• _LISTED ENTRIES_
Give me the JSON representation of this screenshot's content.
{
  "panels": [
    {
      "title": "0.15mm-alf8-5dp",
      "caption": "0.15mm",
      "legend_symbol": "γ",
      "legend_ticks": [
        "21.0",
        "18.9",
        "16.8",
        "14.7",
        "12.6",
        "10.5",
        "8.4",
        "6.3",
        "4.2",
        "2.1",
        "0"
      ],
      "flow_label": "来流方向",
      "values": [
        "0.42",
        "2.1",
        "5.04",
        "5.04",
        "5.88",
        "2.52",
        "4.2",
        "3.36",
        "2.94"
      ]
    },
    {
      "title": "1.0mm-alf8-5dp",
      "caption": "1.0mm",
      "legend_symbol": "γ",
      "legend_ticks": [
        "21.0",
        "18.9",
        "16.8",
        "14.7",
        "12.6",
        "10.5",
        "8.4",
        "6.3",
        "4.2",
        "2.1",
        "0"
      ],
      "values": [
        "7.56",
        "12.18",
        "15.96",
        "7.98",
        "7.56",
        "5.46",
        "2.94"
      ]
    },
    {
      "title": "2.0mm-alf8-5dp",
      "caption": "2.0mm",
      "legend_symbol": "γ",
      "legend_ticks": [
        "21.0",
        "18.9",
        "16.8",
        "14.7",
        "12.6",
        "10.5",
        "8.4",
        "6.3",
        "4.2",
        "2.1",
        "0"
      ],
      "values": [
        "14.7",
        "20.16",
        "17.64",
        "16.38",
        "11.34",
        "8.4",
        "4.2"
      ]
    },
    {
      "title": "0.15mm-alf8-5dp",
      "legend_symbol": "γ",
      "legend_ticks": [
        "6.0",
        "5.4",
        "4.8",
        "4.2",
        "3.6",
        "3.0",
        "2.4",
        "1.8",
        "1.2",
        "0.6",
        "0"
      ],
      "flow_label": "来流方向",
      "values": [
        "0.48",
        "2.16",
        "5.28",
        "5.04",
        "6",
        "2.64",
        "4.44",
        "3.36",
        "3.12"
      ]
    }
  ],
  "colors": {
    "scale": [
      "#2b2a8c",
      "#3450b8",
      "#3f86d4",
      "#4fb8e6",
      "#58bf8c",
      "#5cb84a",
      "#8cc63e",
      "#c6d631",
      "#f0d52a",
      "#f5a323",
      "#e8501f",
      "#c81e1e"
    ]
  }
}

• _WRITTEN TASK_
Hand back the material above in full, exactly as written.

• _THE ANSWER_
Give me the JSON representation of this screenshot's content.
{
  "panels": [
    {
      "title": "0.15mm-alf8-5dp",
      "caption": "0.15mm",
      "legend_symbol": "γ",
      "legend_ticks": [
        "21.0",
        "18.9",
        "16.8",
        "14.7",
        "12.6",
        "10.5",
        "8.4",
        "6.3",
        "4.2",
        "2.1",
        "0"
      ],
      "flow_label": "来流方向",
      "values": [
        "0.42",
        "2.1",
        "5.04",
        "5.04",
        "5.88",
        "2.52",
        "4.2",
        "3.36",
        "2.94"
      ]
    },
    {
      "title": "1.0mm-alf8-5dp",
      "caption": "1.0mm",
      "legend_symbol": "γ",
      "legend_ticks": [
        "21.0",
        "18.9",
        "16.8",
        "14.7",
        "12.6",
        "10.5",
        "8.4",
        "6.3",
        "4.2",
        "2.1",
        "0"
      ],
      "values": [
        "7.56",
        "12.18",
        "15.96",
        "7.98",
        "7.56",
        "5.46",
        "2.94"
      ]
    },
    {
      "title": "2.0mm-alf8-5dp",
      "caption": "2.0mm",
      "legend_symbol": "γ",
      "legend_ticks": [
        "21.0",
        "18.9",
        "16.8",
        "14.7",
        "12.6",
        "10.5",
        "8.4",
        "6.3",
        "4.2",
        "2.1",
        "0"
      ],
      "values": [
        "14.7",
        "20.16",
        "17.64",
        "16.38",
        "11.34",
        "8.4",
        "4.2"
      ]
    },
    {
      "title": "0.15mm-alf8-5dp",
      "legend_symbol": "γ",
      "legend_ticks": [
        "6.0",
        "5.4",
        "4.8",
        "4.2",
        "3.6",
        "3.0",
        "2.4",
        "1.8",
        "1.2",
        "0.6",
        "0"
      ],
      "flow_label": "来流方向",
      "values": [
        "0.48",
        "2.16",
        "5.28",
        "5.04",
        "6",
        "2.64",
        "4.44",
        "3.36",
        "3.12"
      ]
    }
  ],
  "colors": {
    "scale": [
      "#2b2a8c",
      "#3450b8",
      "#3f86d4",
      "#4fb8e6",
      "#58bf8c",
      "#5cb84a",
      "#8cc63e",
      "#c6d631",
      "#f0d52a",
      "#f5a323",
      "#e8501f",
      "#c81e1e"
    ]
  }
}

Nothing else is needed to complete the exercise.